Reproduce all of the data below without alteration; exclude every picture.

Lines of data
****
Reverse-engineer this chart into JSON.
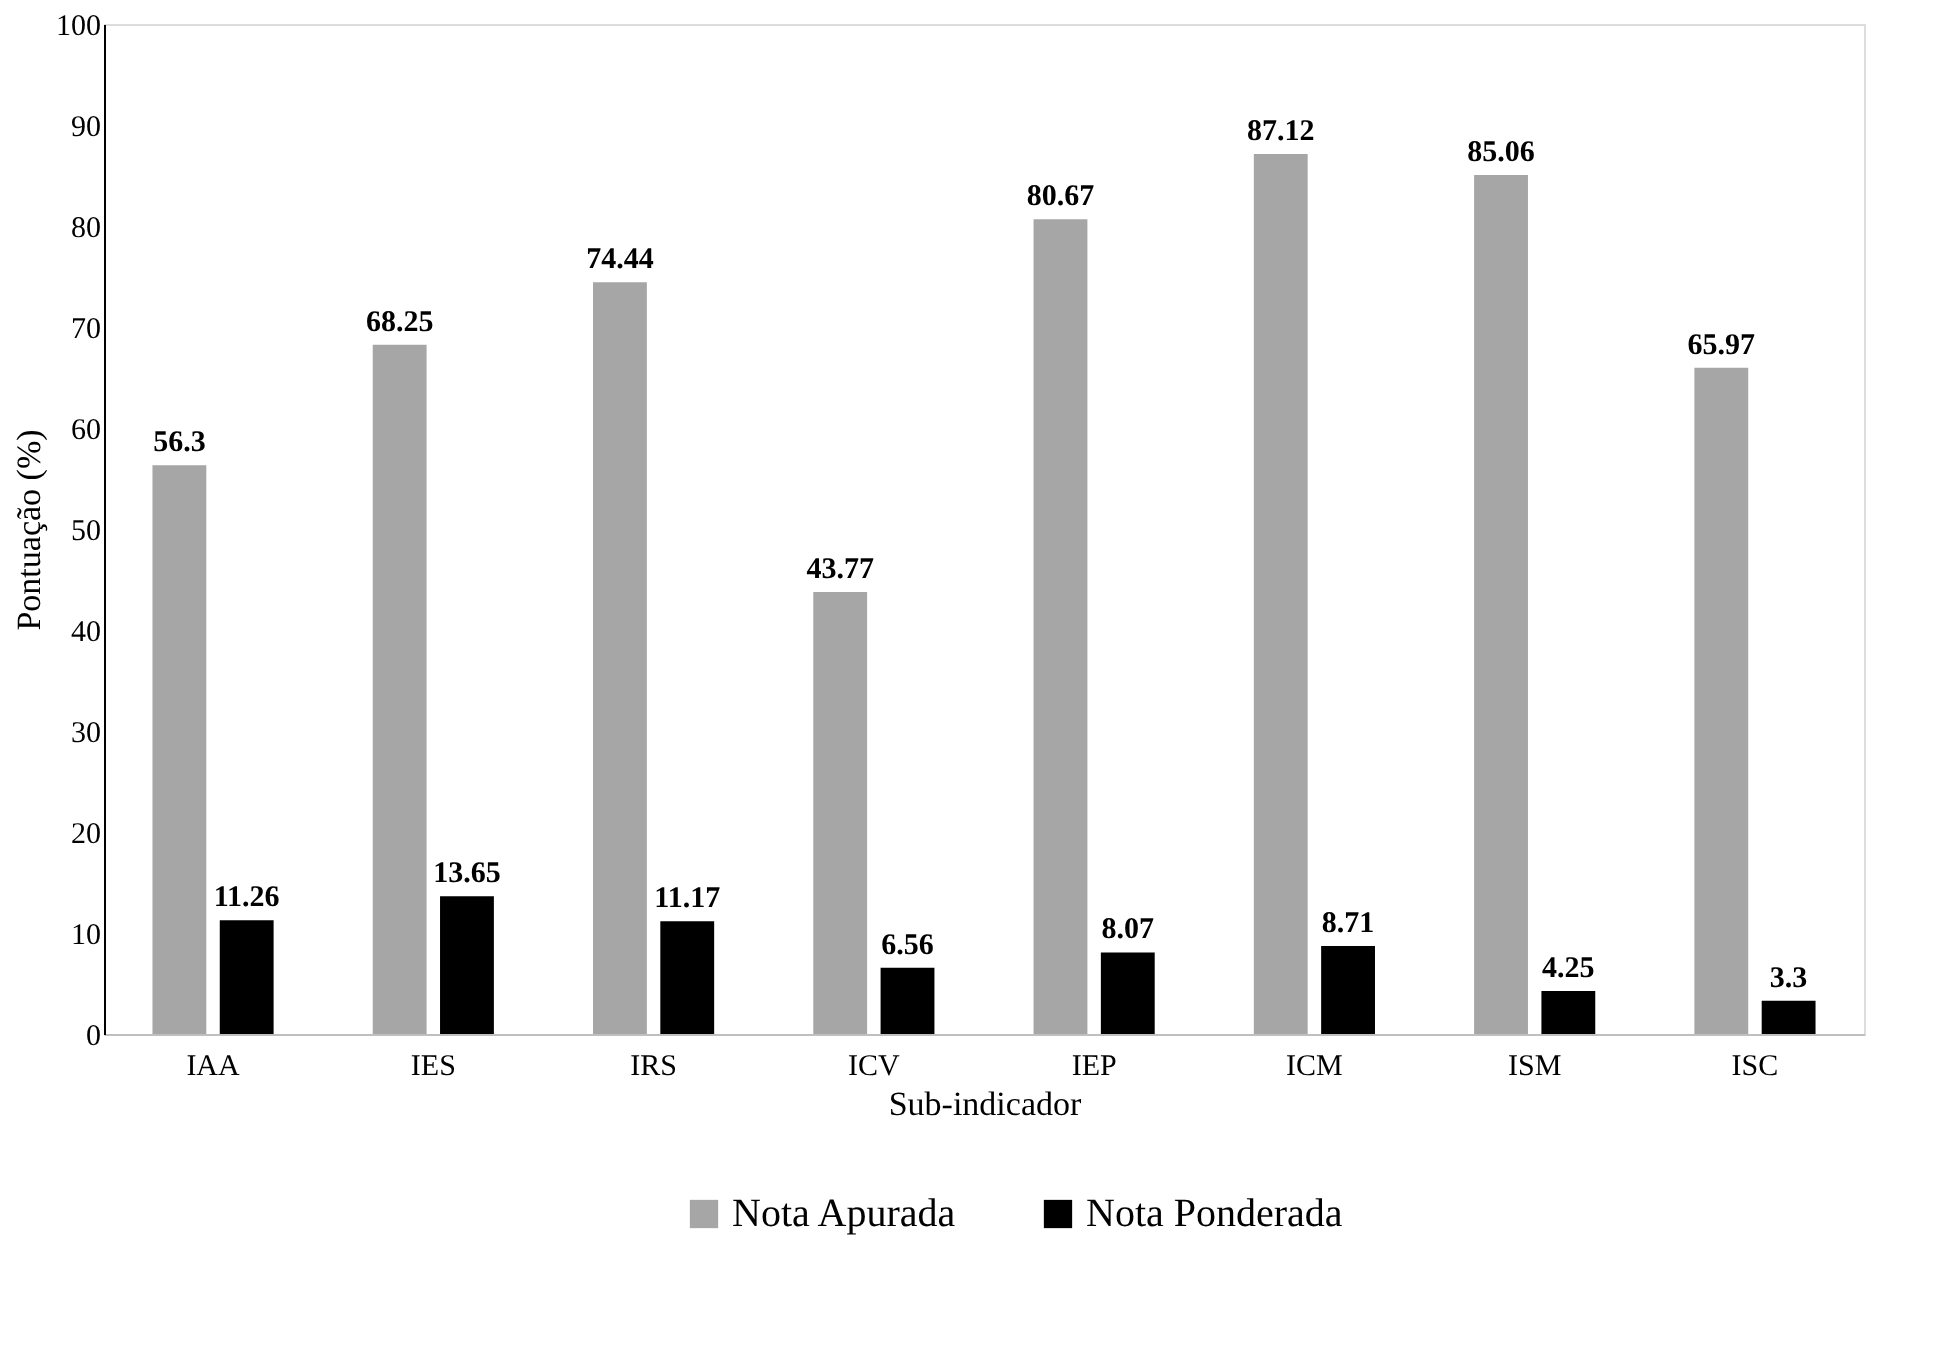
{
  "chart_data": {
    "type": "bar",
    "xlabel": "Sub-indicador",
    "ylabel": "Pontuação (%)",
    "categories": [
      "IAA",
      "IES",
      "IRS",
      "ICV",
      "IEP",
      "ICM",
      "ISM",
      "ISC"
    ],
    "series": [
      {
        "name": "Nota Apurada",
        "color": "#a6a6a6",
        "values": [
          56.3,
          68.25,
          74.44,
          43.77,
          80.67,
          87.12,
          85.06,
          65.97
        ]
      },
      {
        "name": "Nota Ponderada",
        "color": "#000000",
        "values": [
          11.26,
          13.65,
          11.17,
          6.56,
          8.07,
          8.71,
          4.25,
          3.3
        ]
      }
    ],
    "ylim": [
      0,
      100
    ],
    "yticks": [
      0,
      10,
      20,
      30,
      40,
      50,
      60,
      70,
      80,
      90,
      100
    ],
    "data_labels": true,
    "grid": false,
    "legend": "bottom"
  }
}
****
• **RESULT**:
Reverse-engineer this chart into JSON.
{
  "chart_data": {
    "type": "bar",
    "xlabel": "Sub-indicador",
    "ylabel": "Pontuação (%)",
    "categories": [
      "IAA",
      "IES",
      "IRS",
      "ICV",
      "IEP",
      "ICM",
      "ISM",
      "ISC"
    ],
    "series": [
      {
        "name": "Nota Apurada",
        "color": "#a6a6a6",
        "values": [
          56.3,
          68.25,
          74.44,
          43.77,
          80.67,
          87.12,
          85.06,
          65.97
        ]
      },
      {
        "name": "Nota Ponderada",
        "color": "#000000",
        "values": [
          11.26,
          13.65,
          11.17,
          6.56,
          8.07,
          8.71,
          4.25,
          3.3
        ]
      }
    ],
    "ylim": [
      0,
      100
    ],
    "yticks": [
      0,
      10,
      20,
      30,
      40,
      50,
      60,
      70,
      80,
      90,
      100
    ],
    "data_labels": true,
    "grid": false,
    "legend": "bottom"
  }
}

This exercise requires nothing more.